§ **What is needed**:
Copy the lines starting at the line containing "- s4-b: Afloje: [636, 401, 668, 414]" and ending at the line containing "- chapter-number: 8: [902, 37, 933, 97]", reproducing each one exactly.
==== Recorded information ====
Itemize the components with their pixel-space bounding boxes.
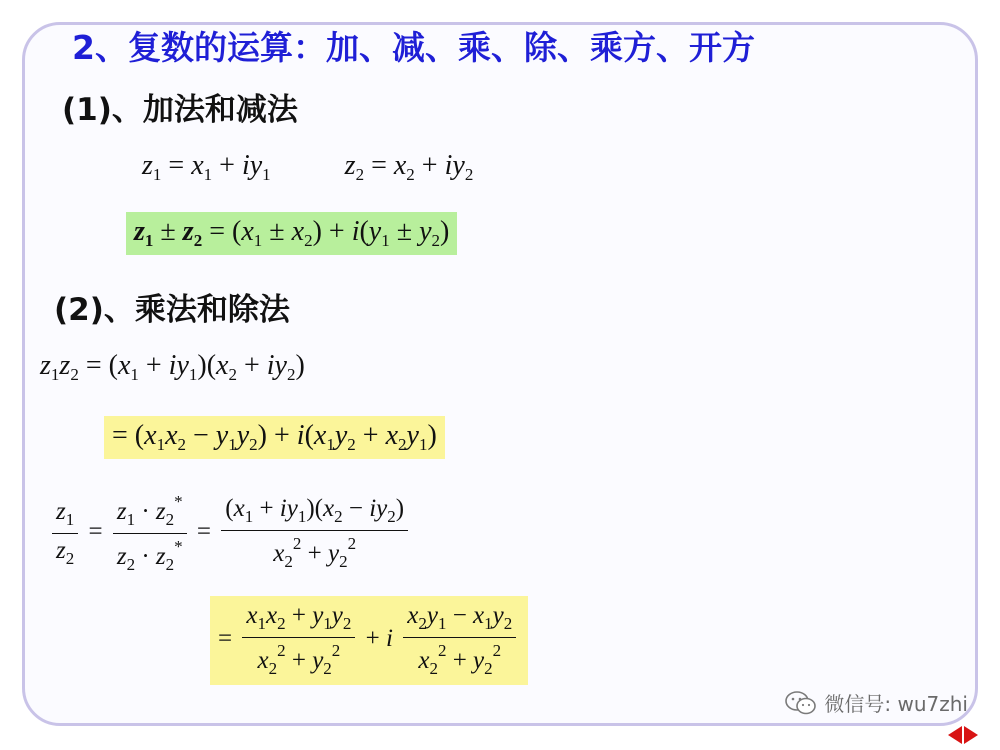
section-heading-multiplication: (2)、乘法和除法	[54, 292, 290, 328]
formula-product: $z_1z_2 = (x_1 + iy_1)(x_2 + iy_2)$	[40, 350, 305, 384]
nav-left-arrow-icon[interactable]	[948, 726, 962, 744]
watermark	[784, 688, 968, 717]
slide-navigation	[948, 726, 978, 744]
wechat-icon	[784, 690, 818, 716]
slide-title: 2、复数的运算：加、减、乘、除、乘方、开方	[72, 28, 755, 67]
section-heading-addition: (1)、加法和减法	[62, 92, 298, 128]
watermark-text: 微信号: wu7zhi	[824, 692, 968, 716]
formula-definitions: $z_1 = x_1 + iy_1$ $z_2 = x_2 + iy_2$	[142, 150, 474, 184]
nav-right-arrow-icon[interactable]	[964, 726, 978, 744]
formula-sum-difference: $z_1 \pm z_2 = (x_1 \pm x_2) + i(y_1 \pm y_2)$	[126, 212, 457, 255]
formula-quotient: $\frac{z_1}{z_2}$ = $\frac{z_1 \cdot z_2^*}{z_2 \cdot z_2^*}$ = $\frac{(x_1 + iy_1)(x_2 - iy_2)}{x_2^2 + y_2^2}$	[48, 492, 412, 575]
formula-product-expanded: = $(x_1x_2 - y_1y_2) + i(x_1y_2 + x_2y_1)$	[104, 416, 445, 459]
formula-quotient-result: = $\frac{x_1x_2 + y_1y_2}{x_2^2 + y_2^2}$ + i $\frac{x_2y_1 - x_1y_2}{x_2^2 + y_2^2}$	[210, 596, 528, 685]
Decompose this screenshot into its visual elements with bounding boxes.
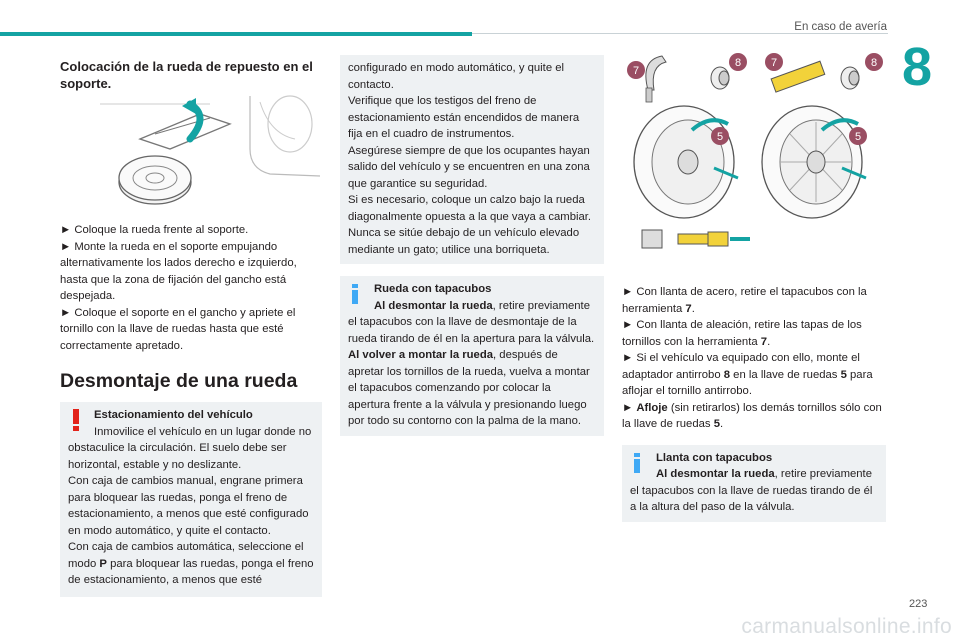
- s4-b: Afloje: [636, 401, 668, 414]
- warning-box: [60, 402, 322, 597]
- warning-manual: Con caja de cambios manual, engrane primera para bloquear las ruedas, ponga el freno de estacionamiento, a menos que esté configurado en modo automático, y quite el contacto.: [68, 475, 309, 537]
- s3-a: ► Si el vehículo va equipado con ello, monte el adaptador antirrobo: [622, 352, 860, 381]
- warning-icon: [69, 409, 83, 431]
- info-refit-text: , después de apretar los tornillos de la rueda, vuelva a montar el tapacubos comenzando por colocar la apertura frente a la válvula y presionando luego por todo su contorno con la palma de la mano.: [348, 349, 590, 427]
- info-icon: [631, 453, 643, 473]
- s3-c: en la llave de ruedas: [730, 368, 841, 381]
- step-3: ► Coloque el soporte en el gancho y apriete el tornillo con la llave de ruedas hasta que esté correctamente apretado.: [60, 306, 296, 352]
- s1-c: .: [691, 302, 695, 315]
- callout-5a: 5: [716, 131, 724, 143]
- header-rule: [472, 33, 888, 34]
- info-rim-title: Llanta con tapacubos: [656, 451, 773, 464]
- col3-steps: [622, 284, 886, 433]
- callout-8b: 8: [870, 57, 878, 69]
- s2-c: .: [767, 335, 771, 348]
- info-box-hubcap: [340, 276, 604, 436]
- s3-b: 8: [723, 368, 731, 381]
- step-2: ► Monte la rueda en el soporte empujando alternativamente los lados derecho e izquierdo, hasta que la zona de fijación del gancho está despejada.: [60, 240, 297, 302]
- s3-d: 5: [840, 368, 847, 381]
- warning-box-continued: [340, 55, 604, 264]
- warning-lead: Inmovilice el vehículo en un lugar donde no obstaculice la circulación. El suelo debe ser horizontal, estable y no deslizante.: [68, 425, 312, 471]
- header-accent-bar: [0, 32, 472, 36]
- warning-automatic-p: P: [99, 557, 107, 570]
- section-heading: Desmontaje de una rueda: [60, 370, 298, 392]
- s2-a: ► Con llanta de aleación, retire las tapas de los tornillos con la herramienta: [622, 319, 862, 348]
- cont-5: Nunca se sitúe debajo de un vehículo elevado mediante un gato; utilice una borriqueta.: [348, 227, 580, 256]
- s2-b: 7: [760, 335, 768, 348]
- s4-c: (sin retirarlos) los demás tornillos sólo con la llave de ruedas: [622, 401, 882, 430]
- col3-step-2: [622, 317, 886, 350]
- chapter-number: 8: [902, 37, 933, 97]
- watermark: carmanualsonline.info: [741, 615, 952, 638]
- column-3: [622, 50, 886, 522]
- info-rim-rest: , retire previamente el tapacubos con la llave de ruedas tirando de él a la altura del paso de la válvula.: [630, 468, 873, 513]
- col3-step-4: [622, 400, 886, 433]
- callout-7a: 7: [632, 65, 640, 77]
- callout-8a: 8: [734, 57, 742, 69]
- s4-a: ►: [622, 401, 637, 414]
- info-refit-bold: Al volver a montar la rueda: [348, 349, 494, 361]
- info-removal: [348, 298, 596, 348]
- warning-title: Estacionamiento del vehículo: [94, 409, 253, 421]
- warning-automatic-b: para bloquear las ruedas, ponga el freno de estacionamiento, a menos que esté: [68, 557, 314, 586]
- cont-1: configurado en modo automático, y quite el contacto.: [348, 62, 565, 91]
- info-removal-text: , retire previamente el tapacubos con la llave de desmontaje de la rueda tirando de él en la apertura para la válvula.: [348, 299, 595, 345]
- column-2: [340, 55, 604, 436]
- callout-5b: 5: [854, 131, 862, 143]
- spare-wheel-heading: Colocación de la rueda de repuesto en el soporte.: [60, 59, 313, 91]
- col3-step-1: [622, 284, 886, 317]
- s1-b: 7: [685, 302, 692, 315]
- hubcap-removal-illustration: [622, 50, 886, 272]
- s1-a: ► Con llanta de acero, retire el tapacubos con la herramienta: [622, 286, 867, 315]
- warning-automatic-a: Con caja de cambios automática, seleccione el modo: [68, 541, 304, 570]
- warning-text: [68, 424, 314, 474]
- cont-4: Si es necesario, coloque un calzo bajo la rueda diagonalmente opuesta a la que vaya a cambiar.: [348, 194, 592, 223]
- s4-d: 5: [713, 418, 720, 430]
- s3-e: para aflojar el tornillo antirrobo.: [622, 368, 873, 397]
- info-title: Rueda con tapacubos: [374, 283, 492, 295]
- section-title: En caso de avería: [794, 21, 887, 33]
- column-1: [60, 58, 322, 597]
- page-number: 223: [909, 598, 928, 610]
- step-1: ► Coloque la rueda frente al soporte.: [60, 224, 249, 236]
- col3-step-3: [622, 350, 886, 400]
- info-rim-text: [630, 466, 878, 516]
- cont-2: Verifique que los testigos del freno de estacionamiento están encendidos de manera fija en el cuadro de instrumentos.: [348, 95, 580, 140]
- info-icon: [349, 284, 361, 304]
- s4-e: .: [720, 418, 724, 430]
- callout-7b: 7: [770, 57, 778, 69]
- info-refit: [348, 347, 596, 430]
- cont-3: Asegúrese siempre de que los ocupantes hayan salido del vehículo y se encuentren en una zona que garantice su seguridad.: [348, 144, 590, 190]
- info-box-rim: [622, 445, 886, 522]
- spare-wheel-illustration: [60, 94, 322, 216]
- info-rim-bold: Al desmontar la rueda: [656, 468, 775, 480]
- warning-automatic: [68, 539, 314, 589]
- info-removal-bold: Al desmontar la rueda: [374, 299, 493, 312]
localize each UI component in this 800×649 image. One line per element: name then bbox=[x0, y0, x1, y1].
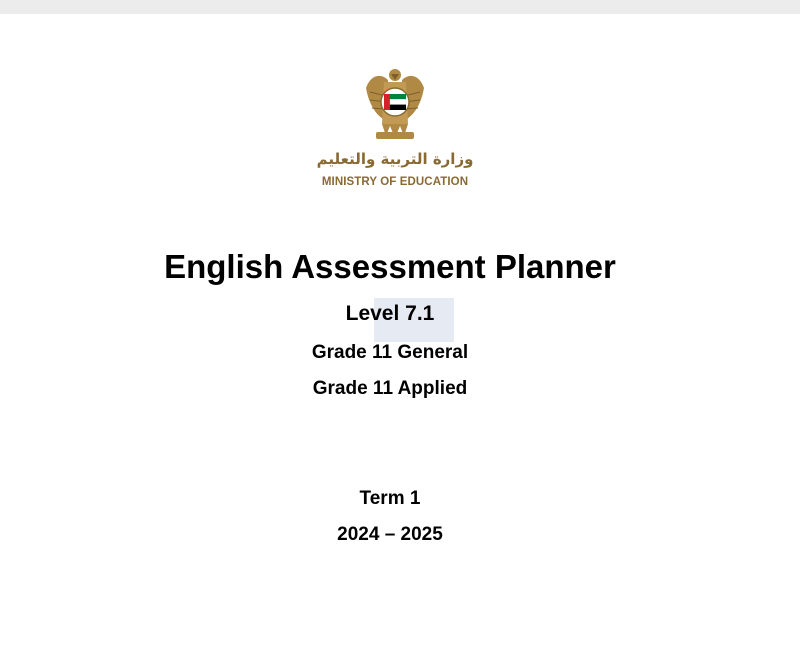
document-title: English Assessment Planner bbox=[164, 248, 616, 285]
level-label: Level 7.1 bbox=[345, 302, 435, 325]
uae-emblem-icon bbox=[362, 66, 428, 144]
grade-general-label: Grade 11 General bbox=[311, 342, 469, 363]
term-label: Term 1 bbox=[359, 488, 421, 509]
ministry-name-english: MINISTRY OF EDUCATION bbox=[321, 176, 469, 188]
grade-applied-label: Grade 11 Applied bbox=[312, 378, 468, 399]
top-strip bbox=[0, 0, 800, 14]
academic-year-label: 2024 – 2025 bbox=[337, 524, 443, 545]
ministry-name-arabic: وزارة التربية والتعليم bbox=[316, 150, 474, 168]
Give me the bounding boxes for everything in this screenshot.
====
§ **Result of the task**:
- s4-b: Afloje: [636, 401, 668, 414]
- warning-box: [60, 402, 322, 597]
- warning-manual: Con caja de cambios manual, engrane primera para bloquear las ruedas, ponga el freno de estacionamiento, a menos que esté configurado en modo automático, y quite el contacto.: [68, 475, 309, 537]
- s3-a: ► Si el vehículo va equipado con ello, monte el adaptador antirrobo: [622, 352, 860, 381]
- warning-icon: [69, 409, 83, 431]
- info-refit-text: , después de apretar los tornillos de la rueda, vuelva a montar el tapacubos comenzando por colocar la apertura frente a la válvula y presionando luego por todo su contorno con la palma de la mano.: [348, 349, 590, 427]
- info-icon: [631, 453, 643, 473]
- s3-c: en la llave de ruedas: [730, 368, 841, 381]
- step-3: ► Coloque el soporte en el gancho y apriete el tornillo con la llave de ruedas hasta que esté correctamente apretado.: [60, 306, 296, 352]
- s1-c: .: [691, 302, 695, 315]
- callout-5a: 5: [716, 131, 724, 143]
- header-rule: [472, 33, 888, 34]
- info-rim-title: Llanta con tapacubos: [656, 451, 773, 464]
- col3-steps: [622, 284, 886, 433]
- callout-8b: 8: [870, 57, 878, 69]
- s2-c: .: [767, 335, 771, 348]
- info-box-hubcap: [340, 276, 604, 436]
- s3-b: 8: [723, 368, 731, 381]
- step-2: ► Monte la rueda en el soporte empujando alternativamente los lados derecho e izquierdo, hasta que la zona de fijación del gancho está despejada.: [60, 240, 297, 302]
- s3-d: 5: [840, 368, 847, 381]
- warning-box-continued: [340, 55, 604, 264]
- warning-lead: Inmovilice el vehículo en un lugar donde no obstaculice la circulación. El suelo debe ser horizontal, estable y no deslizante.: [68, 425, 312, 471]
- header-accent-bar: [0, 32, 472, 36]
- warning-automatic-p: P: [99, 557, 107, 570]
- section-heading: Desmontaje de una rueda: [60, 370, 298, 392]
- s2-a: ► Con llanta de aleación, retire las tapas de los tornillos con la herramienta: [622, 319, 862, 348]
- cont-5: Nunca se sitúe debajo de un vehículo elevado mediante un gato; utilice una borriqueta.: [348, 227, 580, 256]
- s2-b: 7: [760, 335, 768, 348]
- s4-c: (sin retirarlos) los demás tornillos sólo con la llave de ruedas: [622, 401, 882, 430]
- col3-step-2: [622, 317, 886, 350]
- chapter-number: 8: [902, 37, 933, 97]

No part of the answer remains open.